#### Selected extract:
· · ·

# Winger cases?



## krapwxman (May 24, 2009)

I have a couple winger cases, I believe they are zinger winger but not completely sure as my wife bought them for me. They're only about a year old but are already starting to rip up. Has anyone bought other cases, like from gunners up, and had better success with them? TIA


----------



## Wayne Nutt (Jan 10, 2010)

I have a couple of winger bags/cases that I was given. Used them zero times. Just something else to worry with. My wingers are about 10 yrs old and are just fine.

Maybe someone would like to buy them?


----------



## Tony Marshall (May 15, 2013)

I have the bags from gunners up. They are doing pretty much the same thing but for as cheap as they are I'm going to keep buying them. 24 is not bad to protect 350!!! I do put two per bag though, don't know if you are supposed to or not.


----------



## Lee Nelson (Jan 4, 2008)

Check out Team Take Em . They have nice custom made ones reasonably priced. Plus Joe is a pleasure to deal with.


----------



## 2labs (Dec 10, 2003)

Lee, are they padded or do they have extra protection at the bottom where the legs go?
Thanks Dave


----------



## Lee Nelson (Jan 4, 2008)

A training partner of mine had them. I'm not sure of the padding. Heavy cordura, Velcro on 3 sides.


----------

· · ·

#### Information supplied:
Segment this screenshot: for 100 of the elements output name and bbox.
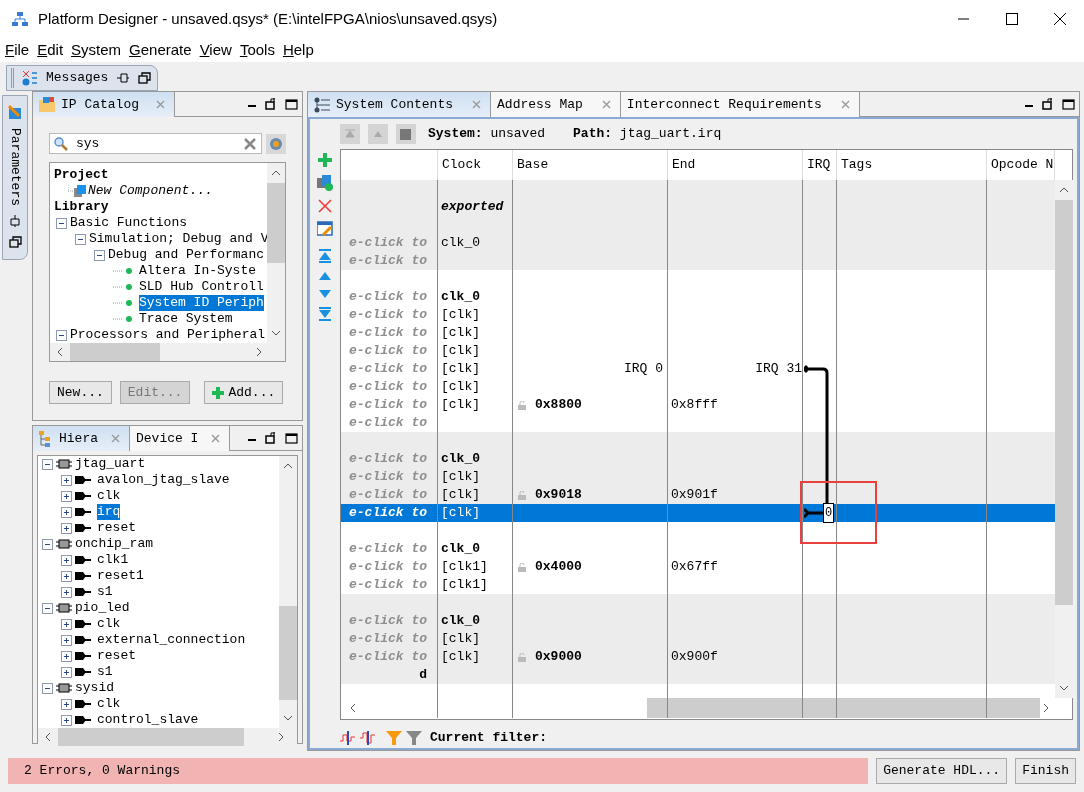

· · ·

Update the forum thread on winger cases by restating it from "I have a couple winger" up to and including "(Jan 10, 2010)", with "wife" replaced by "son".

#### Exercise result:
I have a couple winger cases, I believe they are zinger winger but not completely sure as my son bought them for me. They're only about a year old but are already starting to rip up. Has anyone bought other cases, like from gunners up, and had better success with them? TIA


----------



## Wayne Nutt (Jan 10, 2010)